→ What needs to be done: Locate every line that holds the string "Read" and copy it.

[Start]

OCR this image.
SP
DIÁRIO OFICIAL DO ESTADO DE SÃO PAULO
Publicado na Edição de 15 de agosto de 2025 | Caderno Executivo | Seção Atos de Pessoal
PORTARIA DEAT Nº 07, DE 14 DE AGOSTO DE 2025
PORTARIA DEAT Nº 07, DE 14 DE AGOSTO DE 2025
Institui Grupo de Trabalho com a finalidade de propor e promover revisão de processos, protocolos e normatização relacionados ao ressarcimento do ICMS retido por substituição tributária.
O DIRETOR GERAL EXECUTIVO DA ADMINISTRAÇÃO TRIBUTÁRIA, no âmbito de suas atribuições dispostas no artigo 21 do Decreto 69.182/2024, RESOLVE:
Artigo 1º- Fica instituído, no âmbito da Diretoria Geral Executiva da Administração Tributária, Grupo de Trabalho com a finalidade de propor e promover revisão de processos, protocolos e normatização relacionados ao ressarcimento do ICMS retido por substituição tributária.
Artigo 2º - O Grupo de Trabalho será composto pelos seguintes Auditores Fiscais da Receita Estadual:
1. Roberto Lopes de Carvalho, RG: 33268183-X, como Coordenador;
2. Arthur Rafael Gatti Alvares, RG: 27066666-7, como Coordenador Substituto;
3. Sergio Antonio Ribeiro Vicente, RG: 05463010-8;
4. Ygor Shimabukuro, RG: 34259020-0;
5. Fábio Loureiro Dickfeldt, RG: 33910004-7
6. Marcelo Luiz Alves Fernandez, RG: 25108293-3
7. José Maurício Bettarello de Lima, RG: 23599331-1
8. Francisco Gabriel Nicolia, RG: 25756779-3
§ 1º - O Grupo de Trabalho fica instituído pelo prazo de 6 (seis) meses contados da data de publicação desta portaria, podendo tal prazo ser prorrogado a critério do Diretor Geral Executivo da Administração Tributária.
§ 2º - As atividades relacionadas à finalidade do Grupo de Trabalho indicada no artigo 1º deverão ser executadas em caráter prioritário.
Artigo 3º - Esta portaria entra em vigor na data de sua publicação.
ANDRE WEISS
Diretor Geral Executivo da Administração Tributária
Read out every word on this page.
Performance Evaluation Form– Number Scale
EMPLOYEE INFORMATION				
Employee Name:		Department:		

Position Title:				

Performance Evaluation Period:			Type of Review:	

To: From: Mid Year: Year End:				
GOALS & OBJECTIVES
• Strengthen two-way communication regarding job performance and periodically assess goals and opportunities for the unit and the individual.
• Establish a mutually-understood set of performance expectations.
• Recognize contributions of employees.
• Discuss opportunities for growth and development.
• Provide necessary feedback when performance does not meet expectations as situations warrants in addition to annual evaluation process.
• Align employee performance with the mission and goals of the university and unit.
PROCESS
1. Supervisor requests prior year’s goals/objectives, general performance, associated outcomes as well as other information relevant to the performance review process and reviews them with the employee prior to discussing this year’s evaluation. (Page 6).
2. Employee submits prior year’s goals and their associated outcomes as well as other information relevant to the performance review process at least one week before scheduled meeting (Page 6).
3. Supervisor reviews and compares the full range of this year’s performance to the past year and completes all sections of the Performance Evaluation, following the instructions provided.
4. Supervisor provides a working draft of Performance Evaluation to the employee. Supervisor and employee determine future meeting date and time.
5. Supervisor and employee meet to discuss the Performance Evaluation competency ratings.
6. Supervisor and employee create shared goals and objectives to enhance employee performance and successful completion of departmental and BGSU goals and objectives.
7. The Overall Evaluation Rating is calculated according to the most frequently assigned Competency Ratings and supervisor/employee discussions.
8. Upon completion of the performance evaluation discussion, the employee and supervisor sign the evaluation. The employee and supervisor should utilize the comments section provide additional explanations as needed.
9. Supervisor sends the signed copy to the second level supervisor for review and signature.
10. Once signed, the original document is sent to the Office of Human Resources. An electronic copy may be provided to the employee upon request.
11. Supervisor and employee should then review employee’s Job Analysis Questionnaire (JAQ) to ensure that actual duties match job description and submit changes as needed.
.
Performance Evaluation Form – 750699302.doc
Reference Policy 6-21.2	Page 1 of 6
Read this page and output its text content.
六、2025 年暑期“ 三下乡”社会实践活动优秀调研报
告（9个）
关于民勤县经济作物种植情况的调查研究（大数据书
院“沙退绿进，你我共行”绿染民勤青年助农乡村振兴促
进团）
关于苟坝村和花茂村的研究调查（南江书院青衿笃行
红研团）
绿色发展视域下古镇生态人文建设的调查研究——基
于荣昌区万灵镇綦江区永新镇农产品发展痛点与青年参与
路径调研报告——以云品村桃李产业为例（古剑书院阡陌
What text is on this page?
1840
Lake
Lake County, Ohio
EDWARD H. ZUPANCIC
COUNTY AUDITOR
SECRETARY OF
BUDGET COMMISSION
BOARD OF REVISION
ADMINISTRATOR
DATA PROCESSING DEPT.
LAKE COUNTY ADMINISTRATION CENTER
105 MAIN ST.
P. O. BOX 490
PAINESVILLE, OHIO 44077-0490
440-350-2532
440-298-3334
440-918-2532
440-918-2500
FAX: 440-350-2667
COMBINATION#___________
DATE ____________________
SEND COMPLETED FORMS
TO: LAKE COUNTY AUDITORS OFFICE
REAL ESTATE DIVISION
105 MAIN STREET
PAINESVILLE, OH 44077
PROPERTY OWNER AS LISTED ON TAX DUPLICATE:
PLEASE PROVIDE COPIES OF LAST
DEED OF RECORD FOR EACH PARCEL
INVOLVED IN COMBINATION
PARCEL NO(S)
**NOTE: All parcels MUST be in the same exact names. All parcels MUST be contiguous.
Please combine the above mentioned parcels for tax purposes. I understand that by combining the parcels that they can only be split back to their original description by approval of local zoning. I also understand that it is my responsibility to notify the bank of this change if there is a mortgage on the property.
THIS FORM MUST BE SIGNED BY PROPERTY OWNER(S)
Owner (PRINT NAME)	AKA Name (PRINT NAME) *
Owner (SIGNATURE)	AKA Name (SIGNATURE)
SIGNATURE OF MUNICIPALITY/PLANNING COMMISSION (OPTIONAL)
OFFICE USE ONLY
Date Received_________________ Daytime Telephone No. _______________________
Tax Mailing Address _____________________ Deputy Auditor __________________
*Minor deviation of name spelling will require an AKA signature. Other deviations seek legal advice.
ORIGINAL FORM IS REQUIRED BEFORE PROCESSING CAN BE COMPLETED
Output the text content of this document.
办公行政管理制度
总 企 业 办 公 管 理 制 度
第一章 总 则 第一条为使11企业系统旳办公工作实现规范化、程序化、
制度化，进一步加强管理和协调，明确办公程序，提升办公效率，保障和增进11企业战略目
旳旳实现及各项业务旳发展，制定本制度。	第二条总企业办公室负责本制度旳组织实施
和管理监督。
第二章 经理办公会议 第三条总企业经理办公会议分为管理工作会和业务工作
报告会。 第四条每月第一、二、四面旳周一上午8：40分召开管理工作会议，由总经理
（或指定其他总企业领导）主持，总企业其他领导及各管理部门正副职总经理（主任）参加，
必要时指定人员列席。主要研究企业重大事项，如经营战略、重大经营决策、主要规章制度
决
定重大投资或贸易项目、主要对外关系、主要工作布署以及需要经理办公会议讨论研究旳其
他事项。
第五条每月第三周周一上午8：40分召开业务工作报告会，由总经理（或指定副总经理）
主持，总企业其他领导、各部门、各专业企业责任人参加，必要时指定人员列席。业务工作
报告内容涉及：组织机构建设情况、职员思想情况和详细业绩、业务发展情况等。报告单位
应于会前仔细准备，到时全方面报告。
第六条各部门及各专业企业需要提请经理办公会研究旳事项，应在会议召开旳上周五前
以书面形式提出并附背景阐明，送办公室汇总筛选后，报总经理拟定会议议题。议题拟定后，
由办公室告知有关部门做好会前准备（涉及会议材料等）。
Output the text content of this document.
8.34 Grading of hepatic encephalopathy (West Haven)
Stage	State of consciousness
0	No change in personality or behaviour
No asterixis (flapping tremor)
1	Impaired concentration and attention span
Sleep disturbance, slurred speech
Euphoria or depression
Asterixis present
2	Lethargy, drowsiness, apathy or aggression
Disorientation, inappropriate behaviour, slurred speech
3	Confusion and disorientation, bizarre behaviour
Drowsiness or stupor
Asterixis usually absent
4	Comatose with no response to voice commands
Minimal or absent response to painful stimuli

[End]

→ Finished task:
Read out every word on this page.
Read this page and output its text content.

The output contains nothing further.